#### [TASK GOAL]
Return, word for word, every line that follows.

++++++

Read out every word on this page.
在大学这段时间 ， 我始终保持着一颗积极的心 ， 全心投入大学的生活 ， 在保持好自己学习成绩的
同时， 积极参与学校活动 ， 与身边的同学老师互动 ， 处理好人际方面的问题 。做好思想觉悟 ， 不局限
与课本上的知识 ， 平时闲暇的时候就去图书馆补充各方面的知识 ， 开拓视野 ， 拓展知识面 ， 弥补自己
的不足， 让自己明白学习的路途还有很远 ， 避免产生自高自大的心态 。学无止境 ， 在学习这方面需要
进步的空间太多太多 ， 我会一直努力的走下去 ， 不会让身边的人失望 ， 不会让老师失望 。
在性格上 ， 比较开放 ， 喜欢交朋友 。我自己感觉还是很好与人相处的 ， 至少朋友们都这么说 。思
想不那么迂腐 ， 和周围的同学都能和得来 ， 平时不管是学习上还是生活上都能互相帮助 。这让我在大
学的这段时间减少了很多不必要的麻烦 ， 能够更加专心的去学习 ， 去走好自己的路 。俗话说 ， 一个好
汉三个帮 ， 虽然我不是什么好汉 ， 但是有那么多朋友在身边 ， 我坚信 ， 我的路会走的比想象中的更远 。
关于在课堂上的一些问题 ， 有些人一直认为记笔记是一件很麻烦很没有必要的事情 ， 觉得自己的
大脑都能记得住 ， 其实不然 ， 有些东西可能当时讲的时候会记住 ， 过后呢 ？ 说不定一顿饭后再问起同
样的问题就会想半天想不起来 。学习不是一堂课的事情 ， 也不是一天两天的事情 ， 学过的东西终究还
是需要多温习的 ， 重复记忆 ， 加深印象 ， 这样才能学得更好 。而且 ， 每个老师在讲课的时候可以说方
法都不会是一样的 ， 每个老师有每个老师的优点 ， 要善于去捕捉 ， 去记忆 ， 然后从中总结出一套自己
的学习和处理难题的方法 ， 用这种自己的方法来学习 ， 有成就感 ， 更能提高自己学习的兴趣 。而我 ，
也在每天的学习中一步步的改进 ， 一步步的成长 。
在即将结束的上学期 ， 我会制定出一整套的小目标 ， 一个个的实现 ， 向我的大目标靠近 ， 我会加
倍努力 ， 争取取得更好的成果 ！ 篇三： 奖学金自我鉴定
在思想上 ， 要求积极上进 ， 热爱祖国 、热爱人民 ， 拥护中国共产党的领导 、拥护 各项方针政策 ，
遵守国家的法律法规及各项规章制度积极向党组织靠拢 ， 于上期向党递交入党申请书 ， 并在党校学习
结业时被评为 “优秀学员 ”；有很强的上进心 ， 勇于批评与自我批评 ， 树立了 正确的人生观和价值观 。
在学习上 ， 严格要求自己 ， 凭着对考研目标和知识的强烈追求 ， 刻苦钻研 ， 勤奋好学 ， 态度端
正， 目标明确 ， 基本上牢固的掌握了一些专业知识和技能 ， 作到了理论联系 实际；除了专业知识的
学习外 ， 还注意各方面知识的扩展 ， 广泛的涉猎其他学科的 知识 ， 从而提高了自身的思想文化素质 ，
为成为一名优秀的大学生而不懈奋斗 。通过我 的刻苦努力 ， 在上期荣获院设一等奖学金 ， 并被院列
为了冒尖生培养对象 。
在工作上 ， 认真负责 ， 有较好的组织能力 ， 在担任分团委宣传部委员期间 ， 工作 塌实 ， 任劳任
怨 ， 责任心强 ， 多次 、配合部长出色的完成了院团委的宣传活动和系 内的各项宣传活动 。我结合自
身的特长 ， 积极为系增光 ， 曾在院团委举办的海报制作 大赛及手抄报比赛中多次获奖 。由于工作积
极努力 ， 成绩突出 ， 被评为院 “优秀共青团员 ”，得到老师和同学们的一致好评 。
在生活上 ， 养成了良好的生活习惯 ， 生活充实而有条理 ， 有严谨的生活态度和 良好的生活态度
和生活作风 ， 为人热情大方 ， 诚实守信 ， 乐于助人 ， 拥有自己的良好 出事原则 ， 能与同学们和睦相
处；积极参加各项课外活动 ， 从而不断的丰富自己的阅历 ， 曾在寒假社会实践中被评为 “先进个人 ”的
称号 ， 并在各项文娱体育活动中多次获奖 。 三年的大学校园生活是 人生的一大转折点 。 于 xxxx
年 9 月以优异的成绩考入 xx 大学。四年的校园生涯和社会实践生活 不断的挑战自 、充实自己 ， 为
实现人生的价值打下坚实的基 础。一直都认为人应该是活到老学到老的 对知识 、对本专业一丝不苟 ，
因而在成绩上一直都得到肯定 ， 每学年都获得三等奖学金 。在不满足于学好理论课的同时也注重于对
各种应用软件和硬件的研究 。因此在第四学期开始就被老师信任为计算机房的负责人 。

++++++

#### [EXPECTED ANSWER]
Read out every word on this page.
在大学这段时间 ， 我始终保持着一颗积极的心 ， 全心投入大学的生活 ， 在保持好自己学习成绩的
同时， 积极参与学校活动 ， 与身边的同学老师互动 ， 处理好人际方面的问题 。做好思想觉悟 ， 不局限
与课本上的知识 ， 平时闲暇的时候就去图书馆补充各方面的知识 ， 开拓视野 ， 拓展知识面 ， 弥补自己
的不足， 让自己明白学习的路途还有很远 ， 避免产生自高自大的心态 。学无止境 ， 在学习这方面需要
进步的空间太多太多 ， 我会一直努力的走下去 ， 不会让身边的人失望 ， 不会让老师失望 。
在性格上 ， 比较开放 ， 喜欢交朋友 。我自己感觉还是很好与人相处的 ， 至少朋友们都这么说 。思
想不那么迂腐 ， 和周围的同学都能和得来 ， 平时不管是学习上还是生活上都能互相帮助 。这让我在大
学的这段时间减少了很多不必要的麻烦 ， 能够更加专心的去学习 ， 去走好自己的路 。俗话说 ， 一个好
汉三个帮 ， 虽然我不是什么好汉 ， 但是有那么多朋友在身边 ， 我坚信 ， 我的路会走的比想象中的更远 。
关于在课堂上的一些问题 ， 有些人一直认为记笔记是一件很麻烦很没有必要的事情 ， 觉得自己的
大脑都能记得住 ， 其实不然 ， 有些东西可能当时讲的时候会记住 ， 过后呢 ？ 说不定一顿饭后再问起同
样的问题就会想半天想不起来 。学习不是一堂课的事情 ， 也不是一天两天的事情 ， 学过的东西终究还
是需要多温习的 ， 重复记忆 ， 加深印象 ， 这样才能学得更好 。而且 ， 每个老师在讲课的时候可以说方
法都不会是一样的 ， 每个老师有每个老师的优点 ， 要善于去捕捉 ， 去记忆 ， 然后从中总结出一套自己
的学习和处理难题的方法 ， 用这种自己的方法来学习 ， 有成就感 ， 更能提高自己学习的兴趣 。而我 ，
也在每天的学习中一步步的改进 ， 一步步的成长 。
在即将结束的上学期 ， 我会制定出一整套的小目标 ， 一个个的实现 ， 向我的大目标靠近 ， 我会加
倍努力 ， 争取取得更好的成果 ！ 篇三： 奖学金自我鉴定
在思想上 ， 要求积极上进 ， 热爱祖国 、热爱人民 ， 拥护中国共产党的领导 、拥护 各项方针政策 ，
遵守国家的法律法规及各项规章制度积极向党组织靠拢 ， 于上期向党递交入党申请书 ， 并在党校学习
结业时被评为 “优秀学员 ”；有很强的上进心 ， 勇于批评与自我批评 ， 树立了 正确的人生观和价值观 。
在学习上 ， 严格要求自己 ， 凭着对考研目标和知识的强烈追求 ， 刻苦钻研 ， 勤奋好学 ， 态度端
正， 目标明确 ， 基本上牢固的掌握了一些专业知识和技能 ， 作到了理论联系 实际；除了专业知识的
学习外 ， 还注意各方面知识的扩展 ， 广泛的涉猎其他学科的 知识 ， 从而提高了自身的思想文化素质 ，
为成为一名优秀的大学生而不懈奋斗 。通过我 的刻苦努力 ， 在上期荣获院设一等奖学金 ， 并被院列
为了冒尖生培养对象 。
在工作上 ， 认真负责 ， 有较好的组织能力 ， 在担任分团委宣传部委员期间 ， 工作 塌实 ， 任劳任
怨 ， 责任心强 ， 多次 、配合部长出色的完成了院团委的宣传活动和系 内的各项宣传活动 。我结合自
身的特长 ， 积极为系增光 ， 曾在院团委举办的海报制作 大赛及手抄报比赛中多次获奖 。由于工作积
极努力 ， 成绩突出 ， 被评为院 “优秀共青团员 ”，得到老师和同学们的一致好评 。
在生活上 ， 养成了良好的生活习惯 ， 生活充实而有条理 ， 有严谨的生活态度和 良好的生活态度
和生活作风 ， 为人热情大方 ， 诚实守信 ， 乐于助人 ， 拥有自己的良好 出事原则 ， 能与同学们和睦相
处；积极参加各项课外活动 ， 从而不断的丰富自己的阅历 ， 曾在寒假社会实践中被评为 “先进个人 ”的
称号 ， 并在各项文娱体育活动中多次获奖 。 三年的大学校园生活是 人生的一大转折点 。 于 xxxx
年 9 月以优异的成绩考入 xx 大学。四年的校园生涯和社会实践生活 不断的挑战自 、充实自己 ， 为
实现人生的价值打下坚实的基 础。一直都认为人应该是活到老学到老的 对知识 、对本专业一丝不苟 ，
因而在成绩上一直都得到肯定 ， 每学年都获得三等奖学金 。在不满足于学好理论课的同时也注重于对
各种应用软件和硬件的研究 。因此在第四学期开始就被老师信任为计算机房的负责人 。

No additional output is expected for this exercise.